● **EXERCISE INSTRUCTIONS**
Return the material exactly as supplied, apart from the pictures, which are omitted.

— Start of DATA ENTRIES —

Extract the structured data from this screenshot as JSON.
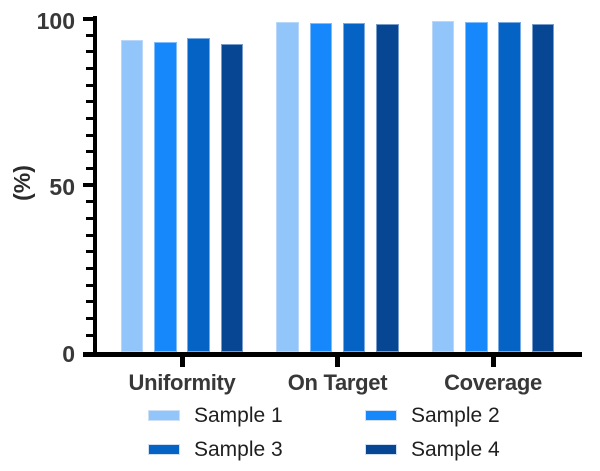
{
  "chart_data": {
    "type": "bar",
    "title": "",
    "ylabel": "(%)",
    "xlabel": "",
    "ylim": [
      0,
      100
    ],
    "yticks_major": [
      0,
      50,
      100
    ],
    "ytick_minor_step": 5,
    "grid": false,
    "legend_position": "bottom",
    "categories": [
      "Uniformity",
      "On Target",
      "Coverage"
    ],
    "series": [
      {
        "name": "Sample 1",
        "color": "#92C5FA",
        "values": [
          93.5,
          98.9,
          99.2
        ]
      },
      {
        "name": "Sample 2",
        "color": "#1787FC",
        "values": [
          93.0,
          98.7,
          99.1
        ]
      },
      {
        "name": "Sample 3",
        "color": "#0663C6",
        "values": [
          94.2,
          98.7,
          98.9
        ]
      },
      {
        "name": "Sample 4",
        "color": "#064693",
        "values": [
          92.4,
          98.4,
          98.5
        ]
      }
    ],
    "axis_color": "#000000",
    "label_color": "#383838"
  }
}
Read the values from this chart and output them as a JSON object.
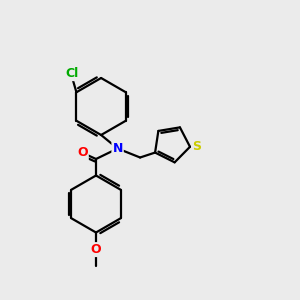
{
  "bg_color": "#ebebeb",
  "bond_color": "#000000",
  "bond_width": 1.6,
  "atom_colors": {
    "N": "#0000ff",
    "O": "#ff0000",
    "Cl": "#00aa00",
    "S": "#cccc00"
  },
  "font_size": 9,
  "figsize": [
    3.0,
    3.0
  ],
  "dpi": 100
}
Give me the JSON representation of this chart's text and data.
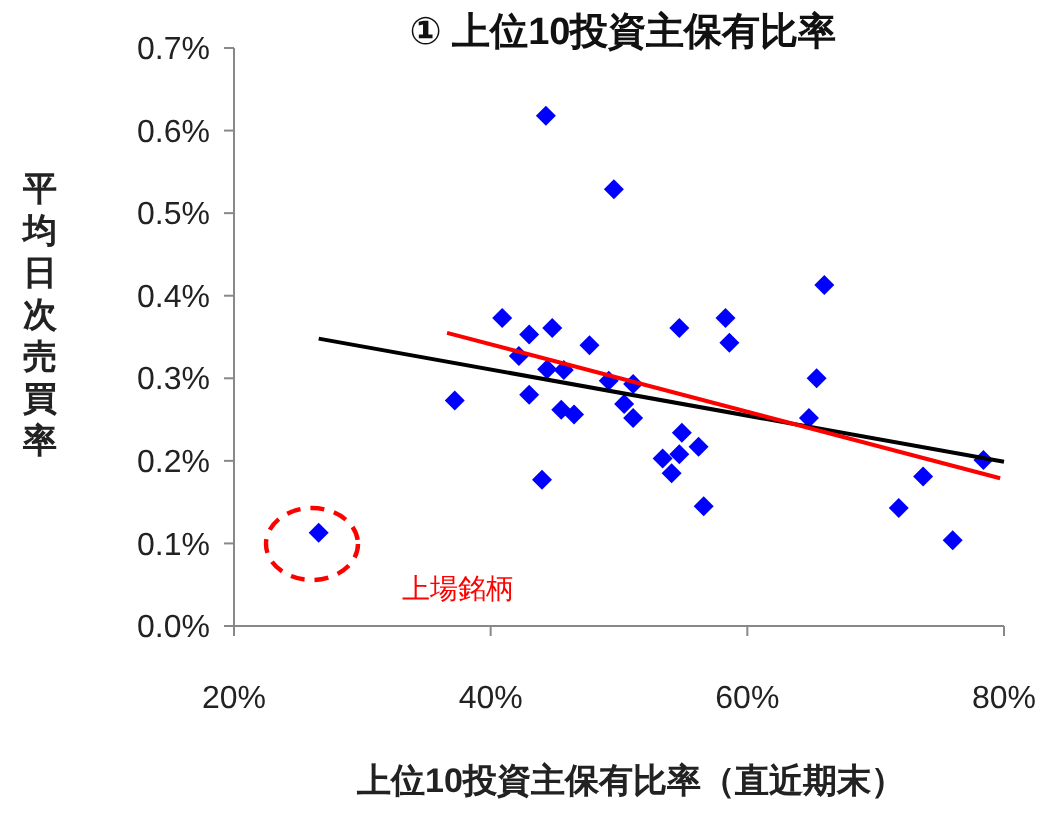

— End of DATA ENTRIES —

● **TASK RESPONSE**
Extract the structured data from this screenshot as JSON.
{
  "chart_data": {
    "type": "bar",
    "title": "",
    "ylabel": "(%)",
    "xlabel": "",
    "ylim": [
      0,
      100
    ],
    "yticks_major": [
      0,
      50,
      100
    ],
    "ytick_minor_step": 5,
    "grid": false,
    "legend_position": "bottom",
    "categories": [
      "Uniformity",
      "On Target",
      "Coverage"
    ],
    "series": [
      {
        "name": "Sample 1",
        "color": "#92C5FA",
        "values": [
          93.5,
          98.9,
          99.2
        ]
      },
      {
        "name": "Sample 2",
        "color": "#1787FC",
        "values": [
          93.0,
          98.7,
          99.1
        ]
      },
      {
        "name": "Sample 3",
        "color": "#0663C6",
        "values": [
          94.2,
          98.7,
          98.9
        ]
      },
      {
        "name": "Sample 4",
        "color": "#064693",
        "values": [
          92.4,
          98.4,
          98.5
        ]
      }
    ],
    "axis_color": "#000000",
    "label_color": "#383838"
  }
}
Read the values from this chart and output them as a JSON object.
{
  "bg_color": "#ebebeb",
  "bond_color": "#000000",
  "bond_width": 1.6,
  "atom_colors": {
    "N": "#0000ff",
    "O": "#ff0000",
    "Cl": "#00aa00",
    "S": "#cccc00"
  },
  "font_size": 9,
  "figsize": [
    3.0,
    3.0
  ],
  "dpi": 100
}
Give me the JSON representation of this chart's text and data.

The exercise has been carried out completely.